DIRECTIVE: Return all entries word for word, but drop any images.
▬▬▬▬▬▬
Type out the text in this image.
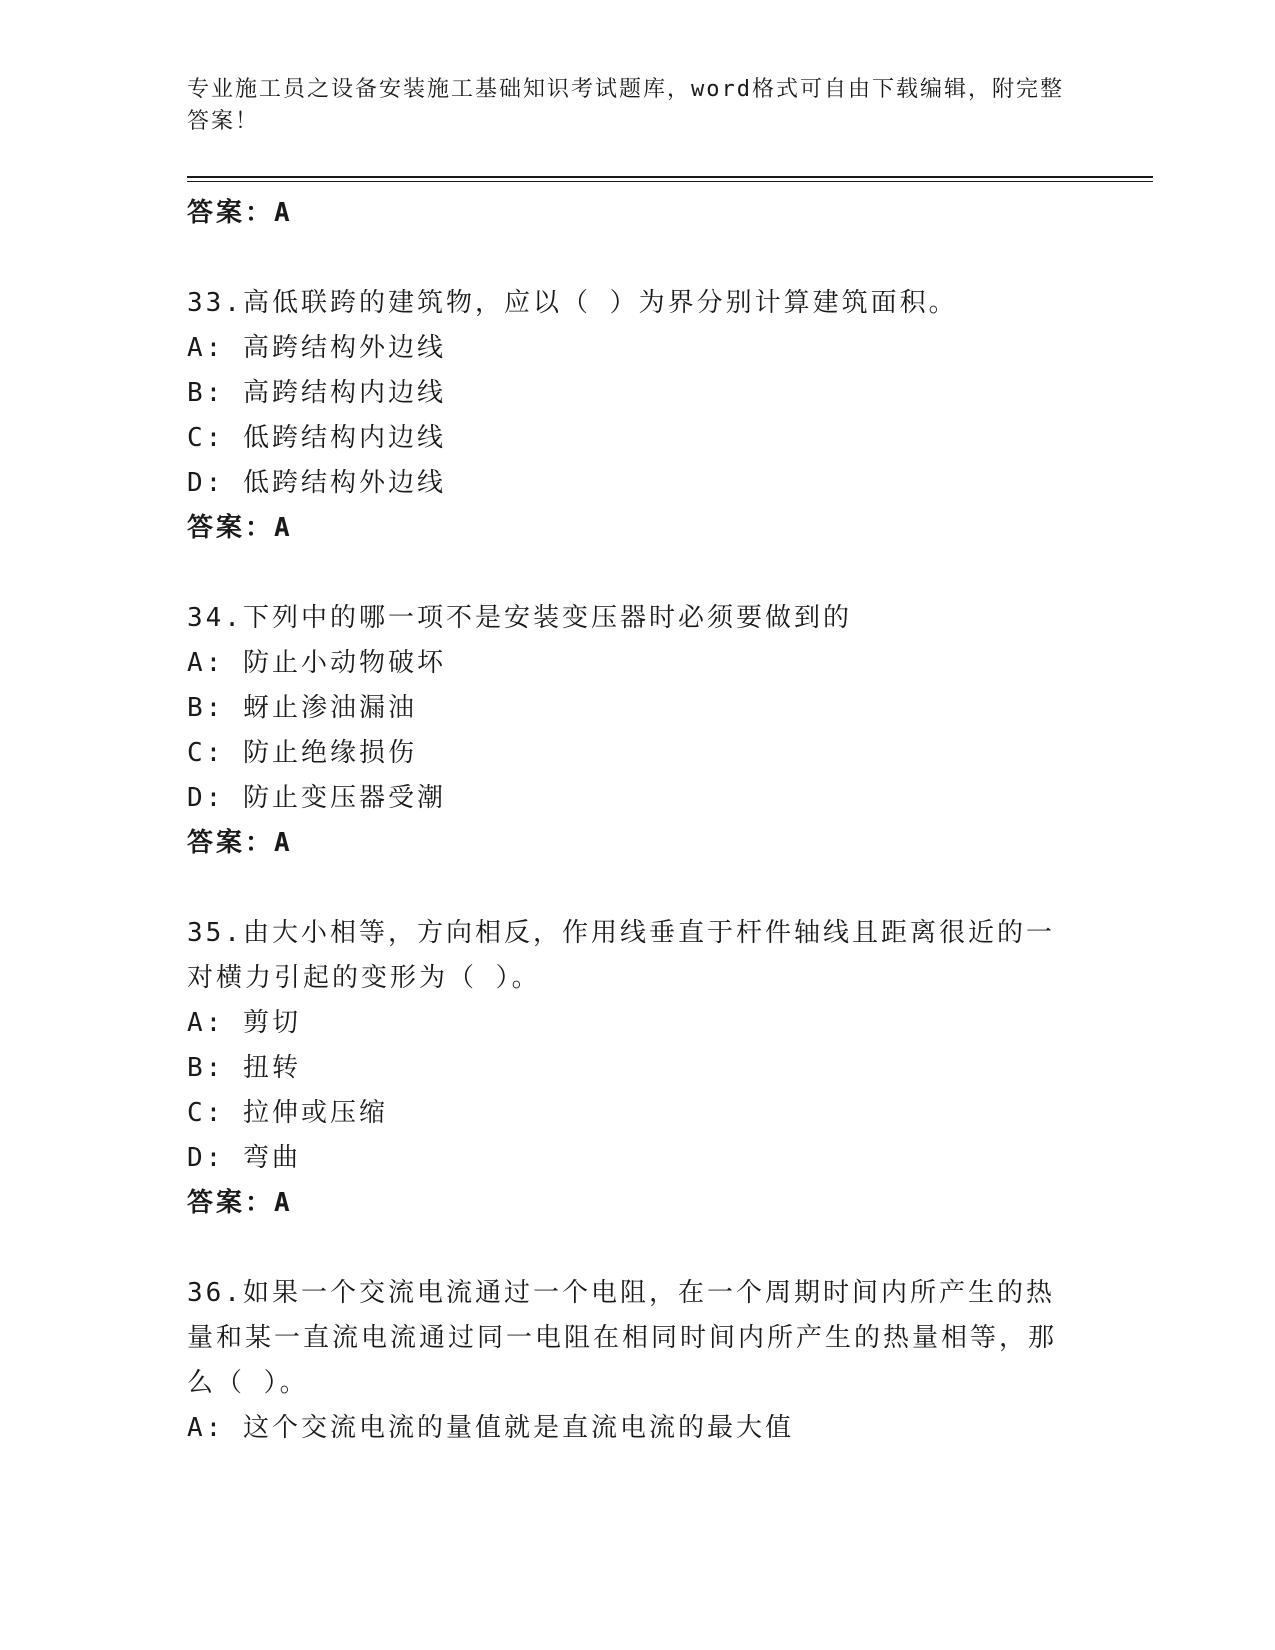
专业施工员之设备安装施工基础知识考试题库，word格式可自由下载编辑，附完整答案！
答案：A
33.高低联跨的建筑物，应以（ ）为界分别计算建筑面积。
A: 高跨结构外边线
B: 高跨结构内边线
C: 低跨结构内边线
D: 低跨结构外边线
答案：A
34.下列中的哪一项不是安装变压器时必须要做到的
A: 防止小动物破坏
B: 蚜止渗油漏油
C: 防止绝缘损伤
D: 防止变压器受潮
答案：A
35.由大小相等，方向相反，作用线垂直于杆件轴线且距离很近的一对横力引起的变形为（ ）。
A: 剪切
B: 扭转
C: 拉伸或压缩
D: 弯曲
答案：A
36.如果一个交流电流通过一个电阻，在一个周期时间内所产生的热量和某一直流电流通过同一电阻在相同时间内所产生的热量相等，那么（ ）。
A: 这个交流电流的量值就是直流电流的最大值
▬▬▬▬▬▬
SOLUTION:
Type out the text in this image.
专业施工员之设备安装施工基础知识考试题库，word格式可自由下载编辑，附完整答案！
答案：A
33.高低联跨的建筑物，应以（ ）为界分别计算建筑面积。
A: 高跨结构外边线
B: 高跨结构内边线
C: 低跨结构内边线
D: 低跨结构外边线
答案：A
34.下列中的哪一项不是安装变压器时必须要做到的
A: 防止小动物破坏
B: 蚜止渗油漏油
C: 防止绝缘损伤
D: 防止变压器受潮
答案：A
35.由大小相等，方向相反，作用线垂直于杆件轴线且距离很近的一对横力引起的变形为（ ）。
A: 剪切
B: 扭转
C: 拉伸或压缩
D: 弯曲
答案：A
36.如果一个交流电流通过一个电阻，在一个周期时间内所产生的热量和某一直流电流通过同一电阻在相同时间内所产生的热量相等，那么（ ）。
A: 这个交流电流的量值就是直流电流的最大值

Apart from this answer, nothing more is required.